REQUIRED TASK:
Write out the entire listing below exactly, with the pictures left out.

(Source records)
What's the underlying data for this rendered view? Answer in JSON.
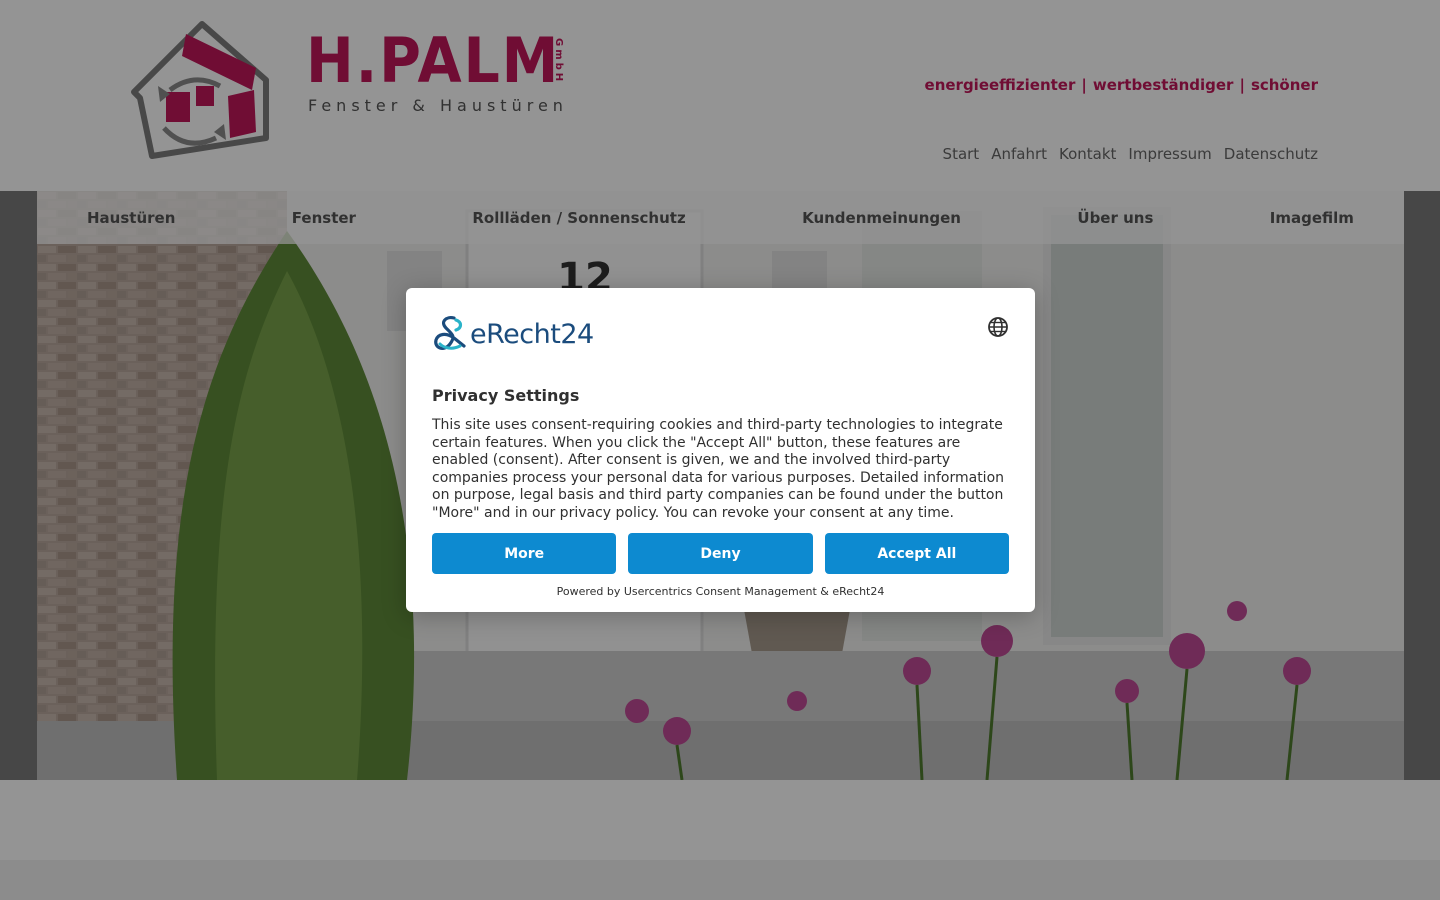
{
  "brand": {
    "name": "H.PALM",
    "legal_form": "GmbH",
    "subtitle": "Fenster & Haustüren"
  },
  "tagline": {
    "items": [
      "energieeffizienter",
      "wertbeständiger",
      "schöner"
    ],
    "separator": "|"
  },
  "topnav": {
    "items": [
      "Start",
      "Anfahrt",
      "Kontakt",
      "Impressum",
      "Datenschutz"
    ]
  },
  "mainnav": {
    "items": [
      "Haustüren",
      "Fenster",
      "Rollläden / Sonnenschutz",
      "Kundenmeinungen",
      "Über uns",
      "Imagefilm"
    ]
  },
  "hero": {
    "house_number": "12"
  },
  "consent": {
    "logo_text": "eRecht24",
    "title": "Privacy Settings",
    "body": "This site uses consent-requiring cookies and third-party technologies to integrate certain features. When you click the \"Accept All\" button, these features are enabled (consent). After consent is given, we and the involved third-party companies process your personal data for various purposes. Detailed information on purpose, legal basis and third party companies can be found under the button \"More\" and in our privacy policy. You can revoke your consent at any time.",
    "buttons": {
      "more": "More",
      "deny": "Deny",
      "accept_all": "Accept All"
    },
    "powered_by": "Powered by Usercentrics Consent Management & eRecht24",
    "language_icon": "globe-icon"
  },
  "colors": {
    "brand": "#c2185b",
    "button": "#0d8ad0",
    "overlay": "rgba(0,0,0,0.42)"
  }
}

SOLUTION BELOW:
What's the underlying data for this rendered view? Answer in JSON.
{
  "brand": {
    "name": "H.PALM",
    "legal_form": "GmbH",
    "subtitle": "Fenster & Haustüren"
  },
  "tagline": {
    "items": [
      "energieeffizienter",
      "wertbeständiger",
      "schöner"
    ],
    "separator": "|"
  },
  "topnav": {
    "items": [
      "Start",
      "Anfahrt",
      "Kontakt",
      "Impressum",
      "Datenschutz"
    ]
  },
  "mainnav": {
    "items": [
      "Haustüren",
      "Fenster",
      "Rollläden / Sonnenschutz",
      "Kundenmeinungen",
      "Über uns",
      "Imagefilm"
    ]
  },
  "hero": {
    "house_number": "12"
  },
  "consent": {
    "logo_text": "eRecht24",
    "title": "Privacy Settings",
    "body": "This site uses consent-requiring cookies and third-party technologies to integrate certain features. When you click the \"Accept All\" button, these features are enabled (consent). After consent is given, we and the involved third-party companies process your personal data for various purposes. Detailed information on purpose, legal basis and third party companies can be found under the button \"More\" and in our privacy policy. You can revoke your consent at any time.",
    "buttons": {
      "more": "More",
      "deny": "Deny",
      "accept_all": "Accept All"
    },
    "powered_by": "Powered by Usercentrics Consent Management & eRecht24",
    "language_icon": "globe-icon"
  },
  "colors": {
    "brand": "#c2185b",
    "button": "#0d8ad0",
    "overlay": "rgba(0,0,0,0.42)"
  }
}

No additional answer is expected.